>> Start Stored rows

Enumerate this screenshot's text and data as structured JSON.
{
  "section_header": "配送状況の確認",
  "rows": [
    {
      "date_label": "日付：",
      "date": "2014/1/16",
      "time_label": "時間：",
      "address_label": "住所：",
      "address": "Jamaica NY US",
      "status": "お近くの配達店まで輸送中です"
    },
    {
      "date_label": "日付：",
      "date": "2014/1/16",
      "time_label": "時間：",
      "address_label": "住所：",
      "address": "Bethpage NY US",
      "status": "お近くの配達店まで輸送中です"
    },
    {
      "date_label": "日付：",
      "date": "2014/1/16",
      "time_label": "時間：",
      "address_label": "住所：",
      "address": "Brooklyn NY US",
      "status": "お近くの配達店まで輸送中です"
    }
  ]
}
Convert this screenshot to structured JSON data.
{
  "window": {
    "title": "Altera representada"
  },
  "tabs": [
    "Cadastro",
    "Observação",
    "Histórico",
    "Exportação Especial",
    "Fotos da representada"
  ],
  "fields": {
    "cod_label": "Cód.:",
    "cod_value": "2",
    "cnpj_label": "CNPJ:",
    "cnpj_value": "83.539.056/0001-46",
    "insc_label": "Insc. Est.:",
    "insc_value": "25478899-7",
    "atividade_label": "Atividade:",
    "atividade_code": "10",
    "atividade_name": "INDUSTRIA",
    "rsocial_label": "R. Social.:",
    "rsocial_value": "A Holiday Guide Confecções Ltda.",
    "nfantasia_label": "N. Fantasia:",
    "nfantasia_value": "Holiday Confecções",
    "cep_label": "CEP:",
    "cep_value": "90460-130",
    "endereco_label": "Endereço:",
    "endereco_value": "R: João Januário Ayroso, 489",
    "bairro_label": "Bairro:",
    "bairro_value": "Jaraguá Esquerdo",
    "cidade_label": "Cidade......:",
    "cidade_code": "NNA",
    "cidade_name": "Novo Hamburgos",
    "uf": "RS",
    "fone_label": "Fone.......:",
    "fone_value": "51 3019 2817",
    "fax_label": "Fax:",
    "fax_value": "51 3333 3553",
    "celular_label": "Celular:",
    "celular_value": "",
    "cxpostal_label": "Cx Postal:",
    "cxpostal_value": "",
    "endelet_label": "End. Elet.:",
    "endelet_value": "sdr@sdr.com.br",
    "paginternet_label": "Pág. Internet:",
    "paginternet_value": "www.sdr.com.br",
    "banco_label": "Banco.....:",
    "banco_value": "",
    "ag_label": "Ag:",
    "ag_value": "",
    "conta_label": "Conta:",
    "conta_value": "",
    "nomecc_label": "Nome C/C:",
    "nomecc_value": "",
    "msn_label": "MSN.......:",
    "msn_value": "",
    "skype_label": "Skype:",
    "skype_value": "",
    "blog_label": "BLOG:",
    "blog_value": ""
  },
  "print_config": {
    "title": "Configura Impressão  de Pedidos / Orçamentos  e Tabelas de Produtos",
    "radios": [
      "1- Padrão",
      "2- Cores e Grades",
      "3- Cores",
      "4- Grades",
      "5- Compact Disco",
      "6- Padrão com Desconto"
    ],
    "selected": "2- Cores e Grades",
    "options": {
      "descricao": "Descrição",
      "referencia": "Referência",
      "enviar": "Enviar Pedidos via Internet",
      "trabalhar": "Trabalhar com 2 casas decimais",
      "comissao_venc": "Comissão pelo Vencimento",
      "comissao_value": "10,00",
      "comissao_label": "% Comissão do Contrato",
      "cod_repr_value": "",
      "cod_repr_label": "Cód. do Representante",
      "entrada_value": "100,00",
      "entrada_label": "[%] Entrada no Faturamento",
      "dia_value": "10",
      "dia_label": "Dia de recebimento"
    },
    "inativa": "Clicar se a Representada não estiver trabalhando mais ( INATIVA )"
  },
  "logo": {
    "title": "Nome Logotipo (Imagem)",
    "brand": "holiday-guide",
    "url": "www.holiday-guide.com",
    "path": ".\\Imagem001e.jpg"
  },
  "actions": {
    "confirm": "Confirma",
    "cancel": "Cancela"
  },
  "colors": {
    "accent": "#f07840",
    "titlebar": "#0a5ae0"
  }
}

>> End Stored rows

Written exercise :: How many lines of the listing above include the word "JSON"? State the number and nothing else.

Output :: 2